» Objective: Sift the listing for lines that hold the string "争创一流" and pull them out.

(Dataset entries)
● ● ● ●
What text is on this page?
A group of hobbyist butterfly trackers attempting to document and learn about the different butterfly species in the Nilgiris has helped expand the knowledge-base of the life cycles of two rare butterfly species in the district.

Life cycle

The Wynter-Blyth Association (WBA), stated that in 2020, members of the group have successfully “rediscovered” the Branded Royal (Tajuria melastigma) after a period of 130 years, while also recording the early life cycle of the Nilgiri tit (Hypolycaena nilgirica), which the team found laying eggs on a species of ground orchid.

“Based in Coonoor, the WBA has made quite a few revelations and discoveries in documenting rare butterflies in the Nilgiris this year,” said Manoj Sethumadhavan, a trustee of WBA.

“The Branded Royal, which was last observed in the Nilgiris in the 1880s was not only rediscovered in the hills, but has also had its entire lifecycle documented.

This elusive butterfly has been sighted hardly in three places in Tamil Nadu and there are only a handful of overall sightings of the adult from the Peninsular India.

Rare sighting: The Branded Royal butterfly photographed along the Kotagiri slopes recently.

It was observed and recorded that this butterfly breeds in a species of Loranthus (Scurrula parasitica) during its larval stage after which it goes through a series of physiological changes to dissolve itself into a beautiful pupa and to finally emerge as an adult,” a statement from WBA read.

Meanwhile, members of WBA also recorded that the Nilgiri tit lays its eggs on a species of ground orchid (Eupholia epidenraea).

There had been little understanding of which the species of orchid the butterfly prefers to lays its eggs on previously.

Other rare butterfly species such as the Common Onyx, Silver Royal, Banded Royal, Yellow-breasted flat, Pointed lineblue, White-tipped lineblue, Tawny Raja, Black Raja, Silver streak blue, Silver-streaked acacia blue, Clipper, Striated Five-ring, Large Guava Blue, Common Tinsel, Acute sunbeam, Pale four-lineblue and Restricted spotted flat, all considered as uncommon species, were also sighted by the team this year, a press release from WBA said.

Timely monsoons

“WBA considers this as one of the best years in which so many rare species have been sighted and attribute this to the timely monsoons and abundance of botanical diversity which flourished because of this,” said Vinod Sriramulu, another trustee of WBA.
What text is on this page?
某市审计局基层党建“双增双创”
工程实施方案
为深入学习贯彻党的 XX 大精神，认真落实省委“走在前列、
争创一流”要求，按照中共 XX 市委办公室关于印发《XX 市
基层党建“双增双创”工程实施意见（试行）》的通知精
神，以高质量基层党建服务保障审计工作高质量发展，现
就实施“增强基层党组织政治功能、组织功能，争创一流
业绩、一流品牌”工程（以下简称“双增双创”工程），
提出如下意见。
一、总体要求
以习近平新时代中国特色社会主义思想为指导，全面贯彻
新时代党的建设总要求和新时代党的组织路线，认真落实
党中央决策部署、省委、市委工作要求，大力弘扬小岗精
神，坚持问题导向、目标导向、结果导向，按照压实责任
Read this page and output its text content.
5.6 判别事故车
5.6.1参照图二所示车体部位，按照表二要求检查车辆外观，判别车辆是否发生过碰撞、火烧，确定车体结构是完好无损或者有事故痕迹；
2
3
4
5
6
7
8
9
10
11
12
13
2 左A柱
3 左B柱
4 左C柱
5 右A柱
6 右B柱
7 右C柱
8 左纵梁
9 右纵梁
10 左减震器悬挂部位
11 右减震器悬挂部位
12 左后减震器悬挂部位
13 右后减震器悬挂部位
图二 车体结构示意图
● ● ● ●
» The result:
争创一流”要求，按照中共 XX 市委办公室关于印发《XX 市
就实施“增强基层党组织政治功能、组织功能，争创一流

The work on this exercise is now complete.